> **Job**: Locate the string "First" in the records below. Copy every line where it occurs.

## Start Data provided

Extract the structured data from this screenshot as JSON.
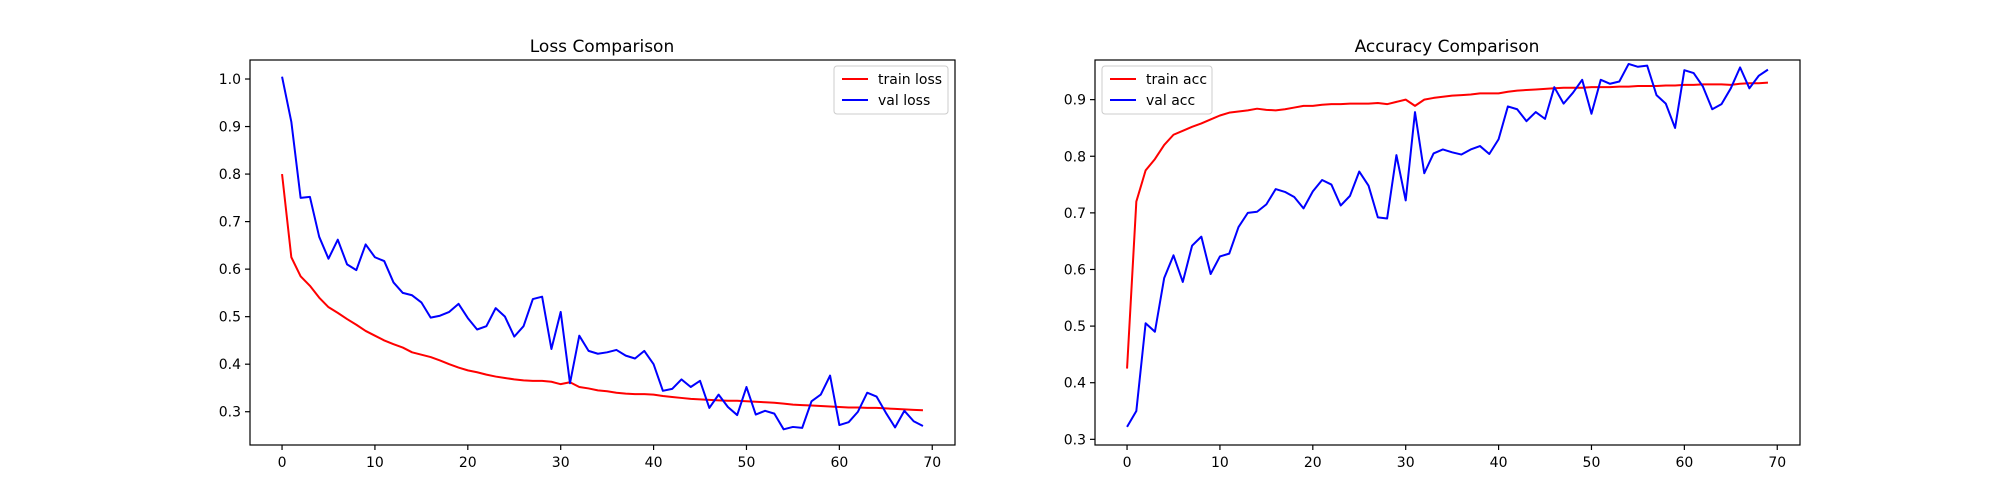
{
  "chart_data": [
    {
      "type": "line",
      "title": "Loss Comparison",
      "xlabel": "",
      "ylabel": "",
      "xlim": [
        -3.45,
        72.45
      ],
      "ylim": [
        0.23,
        1.04
      ],
      "x_ticks": [
        0,
        10,
        20,
        30,
        40,
        50,
        60,
        70
      ],
      "y_ticks": [
        0.3,
        0.4,
        0.5,
        0.6,
        0.7,
        0.8,
        0.9,
        1.0
      ],
      "x_tick_labels": [
        "0",
        "10",
        "20",
        "30",
        "40",
        "50",
        "60",
        "70"
      ],
      "y_tick_labels": [
        "0.3",
        "0.4",
        "0.5",
        "0.6",
        "0.7",
        "0.8",
        "0.9",
        "1.0"
      ],
      "grid": false,
      "legend_position": "upper right",
      "series": [
        {
          "name": "train loss",
          "color": "#ff0000",
          "x": [
            0,
            1,
            2,
            3,
            4,
            5,
            6,
            7,
            8,
            9,
            10,
            11,
            12,
            13,
            14,
            15,
            16,
            17,
            18,
            19,
            20,
            21,
            22,
            23,
            24,
            25,
            26,
            27,
            28,
            29,
            30,
            31,
            32,
            33,
            34,
            35,
            36,
            37,
            38,
            39,
            40,
            41,
            42,
            43,
            44,
            45,
            46,
            47,
            48,
            49,
            50,
            51,
            52,
            53,
            54,
            55,
            56,
            57,
            58,
            59,
            60,
            61,
            62,
            63,
            64,
            65,
            66,
            67,
            68,
            69
          ],
          "values": [
            0.8,
            0.625,
            0.585,
            0.565,
            0.54,
            0.52,
            0.508,
            0.495,
            0.483,
            0.47,
            0.46,
            0.45,
            0.442,
            0.435,
            0.425,
            0.42,
            0.415,
            0.408,
            0.4,
            0.393,
            0.387,
            0.383,
            0.378,
            0.374,
            0.371,
            0.368,
            0.366,
            0.365,
            0.365,
            0.363,
            0.358,
            0.362,
            0.352,
            0.349,
            0.345,
            0.343,
            0.34,
            0.338,
            0.337,
            0.337,
            0.336,
            0.333,
            0.331,
            0.329,
            0.327,
            0.326,
            0.325,
            0.324,
            0.323,
            0.323,
            0.322,
            0.321,
            0.32,
            0.319,
            0.317,
            0.315,
            0.314,
            0.313,
            0.312,
            0.311,
            0.31,
            0.309,
            0.309,
            0.308,
            0.308,
            0.307,
            0.306,
            0.305,
            0.304,
            0.303
          ]
        },
        {
          "name": "val loss",
          "color": "#0000ff",
          "x": [
            0,
            1,
            2,
            3,
            4,
            5,
            6,
            7,
            8,
            9,
            10,
            11,
            12,
            13,
            14,
            15,
            16,
            17,
            18,
            19,
            20,
            21,
            22,
            23,
            24,
            25,
            26,
            27,
            28,
            29,
            30,
            31,
            32,
            33,
            34,
            35,
            36,
            37,
            38,
            39,
            40,
            41,
            42,
            43,
            44,
            45,
            46,
            47,
            48,
            49,
            50,
            51,
            52,
            53,
            54,
            55,
            56,
            57,
            58,
            59,
            60,
            61,
            62,
            63,
            64,
            65,
            66,
            67,
            68,
            69
          ],
          "values": [
            1.005,
            0.91,
            0.75,
            0.752,
            0.668,
            0.622,
            0.662,
            0.61,
            0.598,
            0.652,
            0.625,
            0.617,
            0.572,
            0.55,
            0.545,
            0.53,
            0.498,
            0.502,
            0.51,
            0.527,
            0.497,
            0.473,
            0.48,
            0.518,
            0.5,
            0.458,
            0.48,
            0.537,
            0.542,
            0.432,
            0.51,
            0.36,
            0.46,
            0.428,
            0.422,
            0.425,
            0.43,
            0.418,
            0.412,
            0.428,
            0.4,
            0.344,
            0.348,
            0.368,
            0.352,
            0.365,
            0.308,
            0.336,
            0.31,
            0.293,
            0.352,
            0.294,
            0.302,
            0.296,
            0.263,
            0.268,
            0.266,
            0.322,
            0.336,
            0.376,
            0.272,
            0.278,
            0.3,
            0.34,
            0.332,
            0.298,
            0.267,
            0.302,
            0.28,
            0.27
          ]
        }
      ]
    },
    {
      "type": "line",
      "title": "Accuracy Comparison",
      "xlabel": "",
      "ylabel": "",
      "xlim": [
        -3.45,
        72.45
      ],
      "ylim": [
        0.29,
        0.97
      ],
      "x_ticks": [
        0,
        10,
        20,
        30,
        40,
        50,
        60,
        70
      ],
      "y_ticks": [
        0.3,
        0.4,
        0.5,
        0.6,
        0.7,
        0.8,
        0.9
      ],
      "x_tick_labels": [
        "0",
        "10",
        "20",
        "30",
        "40",
        "50",
        "60",
        "70"
      ],
      "y_tick_labels": [
        "0.3",
        "0.4",
        "0.5",
        "0.6",
        "0.7",
        "0.8",
        "0.9"
      ],
      "grid": false,
      "legend_position": "upper left",
      "series": [
        {
          "name": "train acc",
          "color": "#ff0000",
          "x": [
            0,
            1,
            2,
            3,
            4,
            5,
            6,
            7,
            8,
            9,
            10,
            11,
            12,
            13,
            14,
            15,
            16,
            17,
            18,
            19,
            20,
            21,
            22,
            23,
            24,
            25,
            26,
            27,
            28,
            29,
            30,
            31,
            32,
            33,
            34,
            35,
            36,
            37,
            38,
            39,
            40,
            41,
            42,
            43,
            44,
            45,
            46,
            47,
            48,
            49,
            50,
            51,
            52,
            53,
            54,
            55,
            56,
            57,
            58,
            59,
            60,
            61,
            62,
            63,
            64,
            65,
            66,
            67,
            68,
            69
          ],
          "values": [
            0.425,
            0.72,
            0.775,
            0.795,
            0.82,
            0.838,
            0.845,
            0.852,
            0.858,
            0.865,
            0.872,
            0.877,
            0.879,
            0.881,
            0.884,
            0.882,
            0.881,
            0.883,
            0.886,
            0.889,
            0.889,
            0.891,
            0.892,
            0.892,
            0.893,
            0.893,
            0.893,
            0.894,
            0.892,
            0.896,
            0.9,
            0.889,
            0.9,
            0.903,
            0.905,
            0.907,
            0.908,
            0.909,
            0.911,
            0.911,
            0.911,
            0.914,
            0.916,
            0.917,
            0.918,
            0.919,
            0.92,
            0.921,
            0.921,
            0.921,
            0.922,
            0.922,
            0.922,
            0.923,
            0.923,
            0.924,
            0.924,
            0.924,
            0.925,
            0.925,
            0.926,
            0.926,
            0.927,
            0.927,
            0.927,
            0.926,
            0.928,
            0.929,
            0.929,
            0.93
          ]
        },
        {
          "name": "val acc",
          "color": "#0000ff",
          "x": [
            0,
            1,
            2,
            3,
            4,
            5,
            6,
            7,
            8,
            9,
            10,
            11,
            12,
            13,
            14,
            15,
            16,
            17,
            18,
            19,
            20,
            21,
            22,
            23,
            24,
            25,
            26,
            27,
            28,
            29,
            30,
            31,
            32,
            33,
            34,
            35,
            36,
            37,
            38,
            39,
            40,
            41,
            42,
            43,
            44,
            45,
            46,
            47,
            48,
            49,
            50,
            51,
            52,
            53,
            54,
            55,
            56,
            57,
            58,
            59,
            60,
            61,
            62,
            63,
            64,
            65,
            66,
            67,
            68,
            69
          ],
          "values": [
            0.322,
            0.35,
            0.505,
            0.49,
            0.585,
            0.625,
            0.578,
            0.642,
            0.658,
            0.592,
            0.623,
            0.628,
            0.675,
            0.7,
            0.702,
            0.715,
            0.742,
            0.737,
            0.728,
            0.708,
            0.738,
            0.758,
            0.75,
            0.713,
            0.73,
            0.773,
            0.748,
            0.692,
            0.69,
            0.802,
            0.722,
            0.878,
            0.77,
            0.805,
            0.812,
            0.807,
            0.803,
            0.812,
            0.818,
            0.804,
            0.83,
            0.888,
            0.883,
            0.862,
            0.878,
            0.866,
            0.922,
            0.893,
            0.912,
            0.935,
            0.875,
            0.935,
            0.928,
            0.932,
            0.963,
            0.958,
            0.96,
            0.908,
            0.893,
            0.85,
            0.952,
            0.947,
            0.923,
            0.883,
            0.892,
            0.92,
            0.957,
            0.92,
            0.942,
            0.953
          ]
        }
      ]
    }
  ]
}
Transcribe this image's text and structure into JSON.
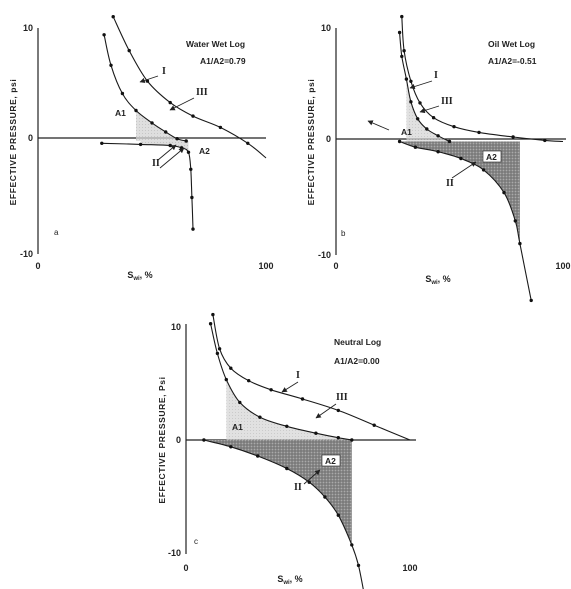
{
  "chart_data": [
    {
      "type": "line",
      "panel_letter": "a",
      "title": "Water Wet Log",
      "ratio_label": "A1/A2=0.79",
      "ylabel": "EFFECTIVE PRESSURE, psi",
      "xlabel_main": "S",
      "xlabel_sub": "wi",
      "xlabel_tail": ", %",
      "xlim": [
        0,
        100
      ],
      "ylim": [
        -10,
        10
      ],
      "xticks": [
        "0",
        "100"
      ],
      "yticks": [
        "10",
        "0",
        "-10"
      ],
      "curve_labels": [
        "I",
        "III",
        "II"
      ],
      "area_labels": [
        "A1",
        "A2"
      ],
      "series": [
        {
          "name": "I",
          "x": [
            33,
            40,
            48,
            58,
            68,
            80,
            92,
            100
          ],
          "y": [
            11,
            8,
            5.3,
            3.4,
            2.2,
            1.2,
            -0.2,
            -1.5
          ]
        },
        {
          "name": "III",
          "x": [
            29,
            32,
            37,
            43,
            50,
            56,
            61,
            65
          ],
          "y": [
            9.4,
            6.7,
            4.2,
            2.7,
            1.6,
            0.8,
            0.2,
            0
          ]
        },
        {
          "name": "II",
          "x": [
            28,
            45,
            58,
            63,
            66,
            67,
            67.5,
            68
          ],
          "y": [
            -0.2,
            -0.3,
            -0.4,
            -0.6,
            -1.0,
            -2.5,
            -5,
            -7.8
          ]
        }
      ]
    },
    {
      "type": "line",
      "panel_letter": "b",
      "title": "Oil Wet Log",
      "ratio_label": "A1/A2=-0.51",
      "ylabel": "EFFECTIVE PRESSURE, psi",
      "xlabel_main": "S",
      "xlabel_sub": "wi",
      "xlabel_tail": ", %",
      "xlim": [
        0,
        100
      ],
      "ylim": [
        -10,
        10
      ],
      "xticks": [
        "0",
        "100"
      ],
      "yticks": [
        "10",
        "0",
        "-10"
      ],
      "curve_labels": [
        "I",
        "III",
        "II"
      ],
      "area_labels": [
        "A1",
        "A2"
      ],
      "series": [
        {
          "name": "I",
          "x": [
            29,
            30,
            33,
            37,
            43,
            52,
            63,
            78,
            92,
            100
          ],
          "y": [
            11,
            8,
            5.3,
            3.4,
            2.1,
            1.3,
            0.8,
            0.4,
            0.1,
            0
          ]
        },
        {
          "name": "III",
          "x": [
            28,
            29,
            31,
            33,
            36,
            40,
            45,
            50
          ],
          "y": [
            9.6,
            7.5,
            5.5,
            3.5,
            2.0,
            1.1,
            0.5,
            0
          ]
        },
        {
          "name": "II",
          "x": [
            28,
            35,
            45,
            55,
            65,
            74,
            79,
            81,
            86
          ],
          "y": [
            0,
            -0.5,
            -0.9,
            -1.5,
            -2.5,
            -4.5,
            -7,
            -9,
            -14
          ]
        }
      ]
    },
    {
      "type": "line",
      "panel_letter": "c",
      "title": "Neutral Log",
      "ratio_label": "A1/A2=0.00",
      "ylabel": "EFFECTIVE PRESSURE, Psi",
      "xlabel_main": "S",
      "xlabel_sub": "wi",
      "xlabel_tail": ", %",
      "xlim": [
        0,
        100
      ],
      "ylim": [
        -10,
        10
      ],
      "xticks": [
        "0",
        "100"
      ],
      "yticks": [
        "10",
        "0",
        "-10"
      ],
      "curve_labels": [
        "I",
        "III",
        "II"
      ],
      "area_labels": [
        "A1",
        "A2"
      ],
      "series": [
        {
          "name": "I",
          "x": [
            12,
            15,
            20,
            28,
            38,
            52,
            68,
            84,
            100
          ],
          "y": [
            11,
            8,
            6.3,
            5.2,
            4.4,
            3.6,
            2.6,
            1.3,
            0
          ]
        },
        {
          "name": "III",
          "x": [
            11,
            14,
            18,
            24,
            33,
            45,
            58,
            68,
            74
          ],
          "y": [
            10.2,
            7.6,
            5.3,
            3.3,
            2.0,
            1.2,
            0.6,
            0.2,
            0
          ]
        },
        {
          "name": "II",
          "x": [
            8,
            20,
            32,
            45,
            55,
            62,
            68,
            74,
            77,
            80
          ],
          "y": [
            0,
            -0.6,
            -1.4,
            -2.5,
            -3.7,
            -5.0,
            -6.6,
            -9.2,
            -11,
            -14
          ]
        }
      ]
    }
  ]
}
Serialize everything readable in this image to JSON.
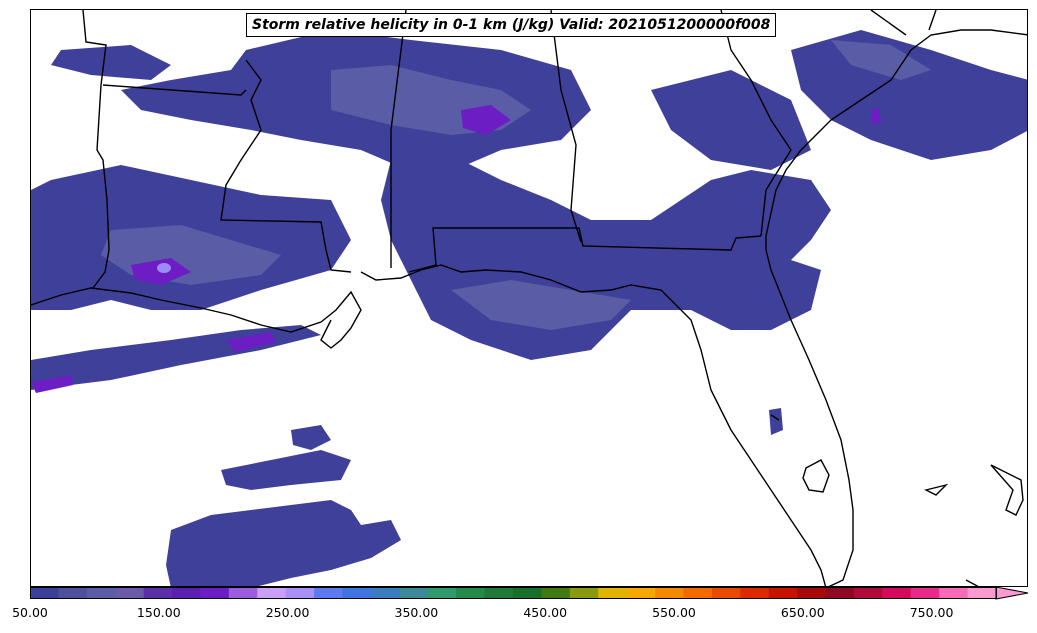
{
  "map": {
    "title": "Storm relative helicity in 0-1 km (J/kg) Valid: 2021051200000f008"
  },
  "colorbar": {
    "tick_labels": [
      "50.00",
      "150.00",
      "250.00",
      "350.00",
      "450.00",
      "550.00",
      "650.00",
      "750.00"
    ],
    "tick_values": [
      50,
      150,
      250,
      350,
      450,
      550,
      650,
      750
    ],
    "min": 50,
    "max": 800,
    "step": 25,
    "extend": "max",
    "colors": [
      "#3a3f99",
      "#4f4f9e",
      "#5a5ca6",
      "#6a5aa8",
      "#5a2fa8",
      "#5b1fb0",
      "#6d1dc4",
      "#9c5ce0",
      "#c9a0f5",
      "#a990f7",
      "#5a7cf0",
      "#3f74e0",
      "#3a7cc0",
      "#3a8a9a",
      "#2f9a6e",
      "#238a4a",
      "#1f7a3a",
      "#16702a",
      "#3f7a12",
      "#8a9a10",
      "#e0b400",
      "#f5a800",
      "#f58a00",
      "#f26a00",
      "#e84a00",
      "#de2a00",
      "#c81200",
      "#a80a0a",
      "#8e0a22",
      "#b00a3a",
      "#d60a5a",
      "#ea2a8a",
      "#f76ab8",
      "#fb9ad0"
    ]
  }
}
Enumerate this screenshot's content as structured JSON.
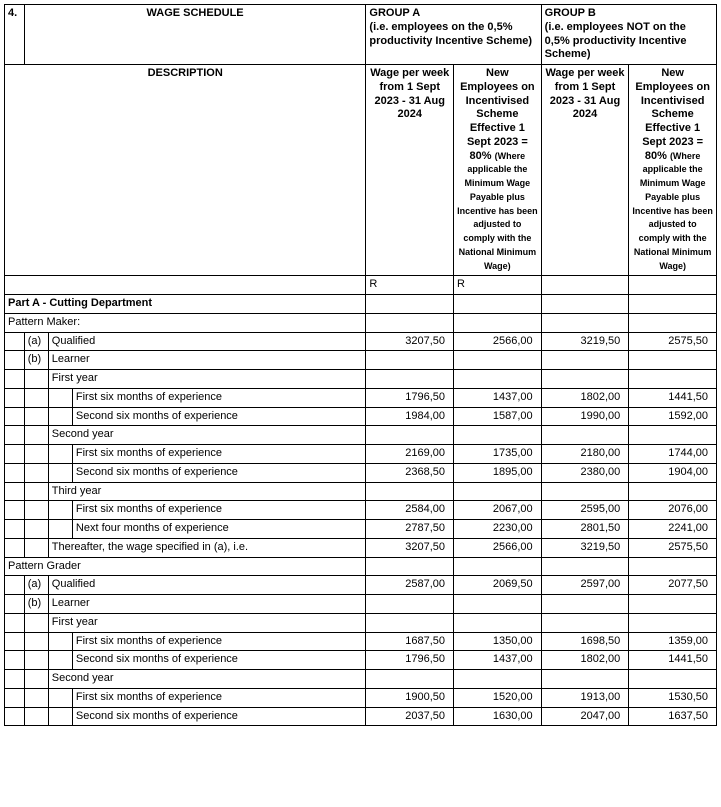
{
  "section_number": "4.",
  "title": "WAGE SCHEDULE",
  "group_a_header": "GROUP A\n(i.e. employees on the 0,5% productivity Incentive Scheme)",
  "group_b_header": "GROUP B\n(i.e. employees NOT on the 0,5% productivity Incentive Scheme)",
  "description_label": "DESCRIPTION",
  "wage_col": "Wage per week from 1 Sept 2023 - 31 Aug 2024",
  "new_emp_col_main": "New Employees on Incentivised Scheme Effective 1 Sept 2023 = 80%",
  "new_emp_col_sub": "(Where applicable the Minimum Wage Payable plus Incentive has been adjusted to comply with the National Minimum Wage)",
  "currency": "R",
  "part_a_title": "Part A - Cutting Department",
  "pattern_maker": "Pattern Maker:",
  "pattern_grader": "Pattern Grader",
  "labels": {
    "a": "(a)",
    "b": "(b)",
    "qualified": "Qualified",
    "learner": "Learner",
    "first_year": "First year",
    "second_year": "Second year",
    "third_year": "Third year",
    "fs6": "First six months of experience",
    "ss6": "Second six months of experience",
    "nf4": "Next four months of experience",
    "thereafter": "Thereafter, the wage specified in (a), i.e."
  },
  "rows": {
    "pm_qualified": [
      "3207,50",
      "2566,00",
      "3219,50",
      "2575,50"
    ],
    "pm_y1_fs6": [
      "1796,50",
      "1437,00",
      "1802,00",
      "1441,50"
    ],
    "pm_y1_ss6": [
      "1984,00",
      "1587,00",
      "1990,00",
      "1592,00"
    ],
    "pm_y2_fs6": [
      "2169,00",
      "1735,00",
      "2180,00",
      "1744,00"
    ],
    "pm_y2_ss6": [
      "2368,50",
      "1895,00",
      "2380,00",
      "1904,00"
    ],
    "pm_y3_fs6": [
      "2584,00",
      "2067,00",
      "2595,00",
      "2076,00"
    ],
    "pm_y3_nf4": [
      "2787,50",
      "2230,00",
      "2801,50",
      "2241,00"
    ],
    "pm_thereafter": [
      "3207,50",
      "2566,00",
      "3219,50",
      "2575,50"
    ],
    "pg_qualified": [
      "2587,00",
      "2069,50",
      "2597,00",
      "2077,50"
    ],
    "pg_y1_fs6": [
      "1687,50",
      "1350,00",
      "1698,50",
      "1359,00"
    ],
    "pg_y1_ss6": [
      "1796,50",
      "1437,00",
      "1802,00",
      "1441,50"
    ],
    "pg_y2_fs6": [
      "1900,50",
      "1520,00",
      "1913,00",
      "1530,50"
    ],
    "pg_y2_ss6": [
      "2037,50",
      "1630,00",
      "2047,00",
      "1637,50"
    ]
  }
}
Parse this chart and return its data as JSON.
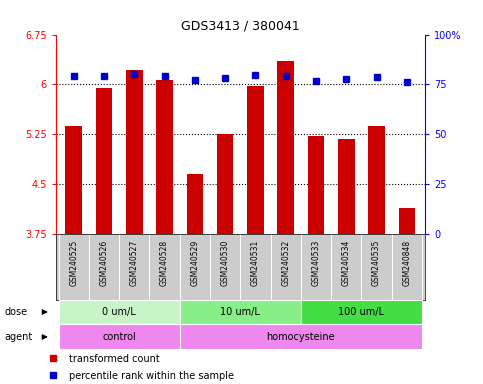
{
  "title": "GDS3413 / 380041",
  "samples": [
    "GSM240525",
    "GSM240526",
    "GSM240527",
    "GSM240528",
    "GSM240529",
    "GSM240530",
    "GSM240531",
    "GSM240532",
    "GSM240533",
    "GSM240534",
    "GSM240535",
    "GSM240848"
  ],
  "red_values": [
    5.38,
    5.95,
    6.22,
    6.06,
    4.65,
    5.25,
    5.97,
    6.35,
    5.22,
    5.18,
    5.38,
    4.15
  ],
  "blue_values_left": [
    6.12,
    6.13,
    6.15,
    6.12,
    6.07,
    6.1,
    6.14,
    6.13,
    6.05,
    6.08,
    6.11,
    6.04
  ],
  "ylim_left": [
    3.75,
    6.75
  ],
  "ylim_right": [
    0,
    100
  ],
  "yticks_left": [
    3.75,
    4.5,
    5.25,
    6.0,
    6.75
  ],
  "yticks_right": [
    0,
    25,
    50,
    75,
    100
  ],
  "ytick_labels_left": [
    "3.75",
    "4.5",
    "5.25",
    "6",
    "6.75"
  ],
  "ytick_labels_right": [
    "0",
    "25",
    "50",
    "75",
    "100%"
  ],
  "hlines": [
    4.5,
    5.25,
    6.0
  ],
  "dose_groups": [
    {
      "label": "0 um/L",
      "start": 0,
      "end": 4,
      "color": "#c8f5c8"
    },
    {
      "label": "10 um/L",
      "start": 4,
      "end": 8,
      "color": "#88ee88"
    },
    {
      "label": "100 um/L",
      "start": 8,
      "end": 12,
      "color": "#44dd44"
    }
  ],
  "agent_groups": [
    {
      "label": "control",
      "start": 0,
      "end": 4,
      "color": "#ee88ee"
    },
    {
      "label": "homocysteine",
      "start": 4,
      "end": 12,
      "color": "#ee88ee"
    }
  ],
  "bar_color": "#cc0000",
  "dot_color": "#0000cc",
  "bg_color": "#ffffff",
  "sample_bg_color": "#cccccc",
  "legend_red": "transformed count",
  "legend_blue": "percentile rank within the sample",
  "bar_width": 0.55
}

## End Data provided

> **Solution for this task**:
    "first_year": "First year",
    "fs6": "First six months of experience",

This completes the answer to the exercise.